• **Exercise input**:
┌──
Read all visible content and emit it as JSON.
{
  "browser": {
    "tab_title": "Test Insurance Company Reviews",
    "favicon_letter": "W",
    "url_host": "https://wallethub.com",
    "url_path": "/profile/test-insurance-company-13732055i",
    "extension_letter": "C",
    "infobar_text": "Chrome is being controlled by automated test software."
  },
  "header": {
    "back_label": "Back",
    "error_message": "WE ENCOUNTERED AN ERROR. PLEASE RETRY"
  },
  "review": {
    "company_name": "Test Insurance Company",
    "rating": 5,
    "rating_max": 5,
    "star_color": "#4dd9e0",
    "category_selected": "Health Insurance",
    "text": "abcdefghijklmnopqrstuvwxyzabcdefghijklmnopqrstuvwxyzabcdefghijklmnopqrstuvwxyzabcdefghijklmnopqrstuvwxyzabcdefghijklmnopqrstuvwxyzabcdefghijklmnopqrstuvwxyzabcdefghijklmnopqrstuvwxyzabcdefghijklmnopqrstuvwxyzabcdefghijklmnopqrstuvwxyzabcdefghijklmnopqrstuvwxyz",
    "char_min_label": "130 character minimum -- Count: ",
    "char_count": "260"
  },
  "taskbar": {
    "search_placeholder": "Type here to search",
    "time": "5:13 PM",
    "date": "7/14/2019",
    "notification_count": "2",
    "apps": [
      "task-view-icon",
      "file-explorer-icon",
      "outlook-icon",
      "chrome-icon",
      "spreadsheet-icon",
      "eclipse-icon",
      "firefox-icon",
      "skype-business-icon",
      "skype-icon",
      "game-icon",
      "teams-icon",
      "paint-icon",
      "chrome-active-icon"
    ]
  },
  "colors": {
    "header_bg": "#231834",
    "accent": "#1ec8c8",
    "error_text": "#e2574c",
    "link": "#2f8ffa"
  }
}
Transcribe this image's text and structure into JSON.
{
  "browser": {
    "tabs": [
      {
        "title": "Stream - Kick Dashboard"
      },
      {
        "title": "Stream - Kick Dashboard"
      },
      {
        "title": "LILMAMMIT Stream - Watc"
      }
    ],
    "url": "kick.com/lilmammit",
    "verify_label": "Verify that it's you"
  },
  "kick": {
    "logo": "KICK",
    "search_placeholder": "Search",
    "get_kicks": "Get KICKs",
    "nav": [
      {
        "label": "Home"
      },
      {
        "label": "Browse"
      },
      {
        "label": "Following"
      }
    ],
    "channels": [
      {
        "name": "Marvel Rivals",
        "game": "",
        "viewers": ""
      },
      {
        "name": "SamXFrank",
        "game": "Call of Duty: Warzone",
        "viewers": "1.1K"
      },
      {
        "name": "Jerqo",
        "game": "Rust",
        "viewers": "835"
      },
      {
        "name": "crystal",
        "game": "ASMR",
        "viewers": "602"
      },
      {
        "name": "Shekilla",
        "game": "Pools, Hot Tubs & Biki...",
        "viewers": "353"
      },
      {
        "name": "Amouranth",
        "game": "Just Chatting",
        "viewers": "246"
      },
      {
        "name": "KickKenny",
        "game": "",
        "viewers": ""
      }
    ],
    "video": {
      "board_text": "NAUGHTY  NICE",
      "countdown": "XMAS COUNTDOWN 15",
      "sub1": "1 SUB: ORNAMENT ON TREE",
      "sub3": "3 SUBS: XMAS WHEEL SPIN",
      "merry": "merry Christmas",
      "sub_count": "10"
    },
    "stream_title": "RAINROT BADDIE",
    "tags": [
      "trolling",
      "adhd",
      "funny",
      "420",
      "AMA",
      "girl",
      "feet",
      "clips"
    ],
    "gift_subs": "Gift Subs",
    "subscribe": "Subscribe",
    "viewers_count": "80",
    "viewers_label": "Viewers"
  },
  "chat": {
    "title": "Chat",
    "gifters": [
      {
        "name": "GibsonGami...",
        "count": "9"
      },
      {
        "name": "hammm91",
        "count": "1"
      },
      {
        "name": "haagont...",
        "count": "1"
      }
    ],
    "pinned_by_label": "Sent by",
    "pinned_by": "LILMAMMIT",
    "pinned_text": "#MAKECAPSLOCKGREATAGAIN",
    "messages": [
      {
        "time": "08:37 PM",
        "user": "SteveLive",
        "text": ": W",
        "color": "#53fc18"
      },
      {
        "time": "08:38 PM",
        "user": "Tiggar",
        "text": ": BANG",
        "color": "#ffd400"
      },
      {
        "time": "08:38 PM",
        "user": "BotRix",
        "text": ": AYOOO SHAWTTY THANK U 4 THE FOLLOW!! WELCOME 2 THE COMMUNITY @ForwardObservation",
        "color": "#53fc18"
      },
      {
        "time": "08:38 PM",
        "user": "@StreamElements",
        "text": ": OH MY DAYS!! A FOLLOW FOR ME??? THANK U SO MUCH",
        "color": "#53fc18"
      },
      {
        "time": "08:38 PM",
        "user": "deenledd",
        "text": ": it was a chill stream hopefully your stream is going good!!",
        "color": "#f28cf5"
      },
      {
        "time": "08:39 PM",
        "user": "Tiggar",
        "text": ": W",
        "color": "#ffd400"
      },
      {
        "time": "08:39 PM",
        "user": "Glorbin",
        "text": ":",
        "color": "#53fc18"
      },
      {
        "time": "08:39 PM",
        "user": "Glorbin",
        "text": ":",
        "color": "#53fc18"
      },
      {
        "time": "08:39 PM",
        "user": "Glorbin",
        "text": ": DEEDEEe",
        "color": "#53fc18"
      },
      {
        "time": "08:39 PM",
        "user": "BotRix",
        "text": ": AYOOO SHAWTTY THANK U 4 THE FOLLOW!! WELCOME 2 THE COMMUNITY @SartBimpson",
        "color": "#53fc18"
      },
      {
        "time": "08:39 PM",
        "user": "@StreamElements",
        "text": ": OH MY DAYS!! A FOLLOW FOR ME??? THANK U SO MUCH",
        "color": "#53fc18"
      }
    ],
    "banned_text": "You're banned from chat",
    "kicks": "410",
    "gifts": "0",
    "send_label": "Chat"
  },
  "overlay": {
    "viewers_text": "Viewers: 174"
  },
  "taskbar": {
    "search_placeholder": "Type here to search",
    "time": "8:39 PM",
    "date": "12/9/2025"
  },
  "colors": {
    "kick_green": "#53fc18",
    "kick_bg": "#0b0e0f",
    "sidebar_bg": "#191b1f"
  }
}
└──
• **Challenge**:
Report each line of the material above where the word "AYOOO" appears.

• **Solution to the exercise**:
        "text": ": AYOOO SHAWTTY THANK U 4 THE FOLLOW!! WELCOME 2 THE COMMUNITY @ForwardObservation",
        "text": ": AYOOO SHAWTTY THANK U 4 THE FOLLOW!! WELCOME 2 THE COMMUNITY @SartBimpson",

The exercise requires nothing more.